Work to do:
Write each record again exactly as it stands.

Records to use:
□ □ □ □ □
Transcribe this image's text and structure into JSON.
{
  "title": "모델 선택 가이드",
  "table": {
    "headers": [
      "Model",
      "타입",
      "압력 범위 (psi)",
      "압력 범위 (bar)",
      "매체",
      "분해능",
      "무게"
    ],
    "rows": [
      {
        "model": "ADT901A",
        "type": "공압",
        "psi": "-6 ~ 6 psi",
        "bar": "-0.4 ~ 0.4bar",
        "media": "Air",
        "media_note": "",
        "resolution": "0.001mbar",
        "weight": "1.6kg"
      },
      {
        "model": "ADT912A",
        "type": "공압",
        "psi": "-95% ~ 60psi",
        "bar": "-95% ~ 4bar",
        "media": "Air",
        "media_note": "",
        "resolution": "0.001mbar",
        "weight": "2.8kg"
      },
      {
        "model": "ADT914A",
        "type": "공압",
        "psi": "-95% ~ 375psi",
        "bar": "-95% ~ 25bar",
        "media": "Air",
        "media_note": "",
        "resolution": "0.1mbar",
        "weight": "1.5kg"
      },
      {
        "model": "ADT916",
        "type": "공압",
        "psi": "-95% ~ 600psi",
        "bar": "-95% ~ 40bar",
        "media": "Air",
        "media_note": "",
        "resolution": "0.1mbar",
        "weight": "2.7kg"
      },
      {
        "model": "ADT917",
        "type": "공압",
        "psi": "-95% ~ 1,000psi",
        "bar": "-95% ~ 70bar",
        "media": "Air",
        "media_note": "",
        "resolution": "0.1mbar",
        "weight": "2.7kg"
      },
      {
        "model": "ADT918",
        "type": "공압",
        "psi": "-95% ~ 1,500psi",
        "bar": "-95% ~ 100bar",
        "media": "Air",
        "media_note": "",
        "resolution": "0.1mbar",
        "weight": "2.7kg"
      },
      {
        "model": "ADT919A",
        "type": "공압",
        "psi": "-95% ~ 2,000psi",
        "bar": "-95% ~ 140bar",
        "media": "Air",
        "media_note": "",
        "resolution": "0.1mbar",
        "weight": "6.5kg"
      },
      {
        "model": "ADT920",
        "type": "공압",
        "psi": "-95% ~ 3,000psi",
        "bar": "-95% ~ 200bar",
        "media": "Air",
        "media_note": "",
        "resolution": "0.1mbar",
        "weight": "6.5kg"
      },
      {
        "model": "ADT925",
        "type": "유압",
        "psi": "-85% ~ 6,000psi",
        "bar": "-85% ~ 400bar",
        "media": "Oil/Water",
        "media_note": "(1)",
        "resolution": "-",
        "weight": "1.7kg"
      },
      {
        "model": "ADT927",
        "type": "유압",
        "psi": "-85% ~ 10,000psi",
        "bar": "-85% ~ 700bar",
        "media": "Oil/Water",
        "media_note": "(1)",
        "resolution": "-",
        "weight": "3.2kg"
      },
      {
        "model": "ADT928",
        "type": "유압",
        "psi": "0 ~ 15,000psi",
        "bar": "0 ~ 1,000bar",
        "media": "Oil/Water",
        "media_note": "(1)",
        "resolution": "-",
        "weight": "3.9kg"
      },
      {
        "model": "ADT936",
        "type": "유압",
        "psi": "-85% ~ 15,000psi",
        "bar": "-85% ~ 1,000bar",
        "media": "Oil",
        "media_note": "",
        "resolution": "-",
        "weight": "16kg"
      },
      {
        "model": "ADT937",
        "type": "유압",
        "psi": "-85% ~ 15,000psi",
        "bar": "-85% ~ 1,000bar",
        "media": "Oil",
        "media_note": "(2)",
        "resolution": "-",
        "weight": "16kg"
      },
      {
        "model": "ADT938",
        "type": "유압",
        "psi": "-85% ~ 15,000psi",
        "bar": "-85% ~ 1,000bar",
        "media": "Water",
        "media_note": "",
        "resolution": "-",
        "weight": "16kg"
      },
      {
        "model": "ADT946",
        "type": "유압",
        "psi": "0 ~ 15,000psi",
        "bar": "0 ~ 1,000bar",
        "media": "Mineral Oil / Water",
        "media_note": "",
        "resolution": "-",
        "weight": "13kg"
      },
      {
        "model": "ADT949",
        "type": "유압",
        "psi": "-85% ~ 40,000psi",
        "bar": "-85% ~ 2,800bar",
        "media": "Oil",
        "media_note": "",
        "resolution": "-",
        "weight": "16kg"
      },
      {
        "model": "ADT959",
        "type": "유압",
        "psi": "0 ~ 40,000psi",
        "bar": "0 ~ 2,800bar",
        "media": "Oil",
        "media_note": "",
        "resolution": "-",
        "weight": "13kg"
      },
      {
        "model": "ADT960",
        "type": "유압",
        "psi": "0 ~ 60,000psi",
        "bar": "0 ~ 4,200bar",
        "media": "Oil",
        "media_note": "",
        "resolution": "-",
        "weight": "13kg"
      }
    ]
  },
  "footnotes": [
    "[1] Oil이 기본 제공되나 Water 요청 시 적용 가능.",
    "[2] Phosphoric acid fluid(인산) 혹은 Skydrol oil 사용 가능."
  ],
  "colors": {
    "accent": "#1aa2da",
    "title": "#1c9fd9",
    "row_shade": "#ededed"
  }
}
□ □ □ □ □
The response:
Transcribe this image's text and structure into JSON.
{
  "title": "모델 선택 가이드",
  "table": {
    "headers": [
      "Model",
      "타입",
      "압력 범위 (psi)",
      "압력 범위 (bar)",
      "매체",
      "분해능",
      "무게"
    ],
    "rows": [
      {
        "model": "ADT901A",
        "type": "공압",
        "psi": "-6 ~ 6 psi",
        "bar": "-0.4 ~ 0.4bar",
        "media": "Air",
        "media_note": "",
        "resolution": "0.001mbar",
        "weight": "1.6kg"
      },
      {
        "model": "ADT912A",
        "type": "공압",
        "psi": "-95% ~ 60psi",
        "bar": "-95% ~ 4bar",
        "media": "Air",
        "media_note": "",
        "resolution": "0.001mbar",
        "weight": "2.8kg"
      },
      {
        "model": "ADT914A",
        "type": "공압",
        "psi": "-95% ~ 375psi",
        "bar": "-95% ~ 25bar",
        "media": "Air",
        "media_note": "",
        "resolution": "0.1mbar",
        "weight": "1.5kg"
      },
      {
        "model": "ADT916",
        "type": "공압",
        "psi": "-95% ~ 600psi",
        "bar": "-95% ~ 40bar",
        "media": "Air",
        "media_note": "",
        "resolution": "0.1mbar",
        "weight": "2.7kg"
      },
      {
        "model": "ADT917",
        "type": "공압",
        "psi": "-95% ~ 1,000psi",
        "bar": "-95% ~ 70bar",
        "media": "Air",
        "media_note": "",
        "resolution": "0.1mbar",
        "weight": "2.7kg"
      },
      {
        "model": "ADT918",
        "type": "공압",
        "psi": "-95% ~ 1,500psi",
        "bar": "-95% ~ 100bar",
        "media": "Air",
        "media_note": "",
        "resolution": "0.1mbar",
        "weight": "2.7kg"
      },
      {
        "model": "ADT919A",
        "type": "공압",
        "psi": "-95% ~ 2,000psi",
        "bar": "-95% ~ 140bar",
        "media": "Air",
        "media_note": "",
        "resolution": "0.1mbar",
        "weight": "6.5kg"
      },
      {
        "model": "ADT920",
        "type": "공압",
        "psi": "-95% ~ 3,000psi",
        "bar": "-95% ~ 200bar",
        "media": "Air",
        "media_note": "",
        "resolution": "0.1mbar",
        "weight": "6.5kg"
      },
      {
        "model": "ADT925",
        "type": "유압",
        "psi": "-85% ~ 6,000psi",
        "bar": "-85% ~ 400bar",
        "media": "Oil/Water",
        "media_note": "(1)",
        "resolution": "-",
        "weight": "1.7kg"
      },
      {
        "model": "ADT927",
        "type": "유압",
        "psi": "-85% ~ 10,000psi",
        "bar": "-85% ~ 700bar",
        "media": "Oil/Water",
        "media_note": "(1)",
        "resolution": "-",
        "weight": "3.2kg"
      },
      {
        "model": "ADT928",
        "type": "유압",
        "psi": "0 ~ 15,000psi",
        "bar": "0 ~ 1,000bar",
        "media": "Oil/Water",
        "media_note": "(1)",
        "resolution": "-",
        "weight": "3.9kg"
      },
      {
        "model": "ADT936",
        "type": "유압",
        "psi": "-85% ~ 15,000psi",
        "bar": "-85% ~ 1,000bar",
        "media": "Oil",
        "media_note": "",
        "resolution": "-",
        "weight": "16kg"
      },
      {
        "model": "ADT937",
        "type": "유압",
        "psi": "-85% ~ 15,000psi",
        "bar": "-85% ~ 1,000bar",
        "media": "Oil",
        "media_note": "(2)",
        "resolution": "-",
        "weight": "16kg"
      },
      {
        "model": "ADT938",
        "type": "유압",
        "psi": "-85% ~ 15,000psi",
        "bar": "-85% ~ 1,000bar",
        "media": "Water",
        "media_note": "",
        "resolution": "-",
        "weight": "16kg"
      },
      {
        "model": "ADT946",
        "type": "유압",
        "psi": "0 ~ 15,000psi",
        "bar": "0 ~ 1,000bar",
        "media": "Mineral Oil / Water",
        "media_note": "",
        "resolution": "-",
        "weight": "13kg"
      },
      {
        "model": "ADT949",
        "type": "유압",
        "psi": "-85% ~ 40,000psi",
        "bar": "-85% ~ 2,800bar",
        "media": "Oil",
        "media_note": "",
        "resolution": "-",
        "weight": "16kg"
      },
      {
        "model": "ADT959",
        "type": "유압",
        "psi": "0 ~ 40,000psi",
        "bar": "0 ~ 2,800bar",
        "media": "Oil",
        "media_note": "",
        "resolution": "-",
        "weight": "13kg"
      },
      {
        "model": "ADT960",
        "type": "유압",
        "psi": "0 ~ 60,000psi",
        "bar": "0 ~ 4,200bar",
        "media": "Oil",
        "media_note": "",
        "resolution": "-",
        "weight": "13kg"
      }
    ]
  },
  "footnotes": [
    "[1] Oil이 기본 제공되나 Water 요청 시 적용 가능.",
    "[2] Phosphoric acid fluid(인산) 혹은 Skydrol oil 사용 가능."
  ],
  "colors": {
    "accent": "#1aa2da",
    "title": "#1c9fd9",
    "row_shade": "#ededed"
  }
}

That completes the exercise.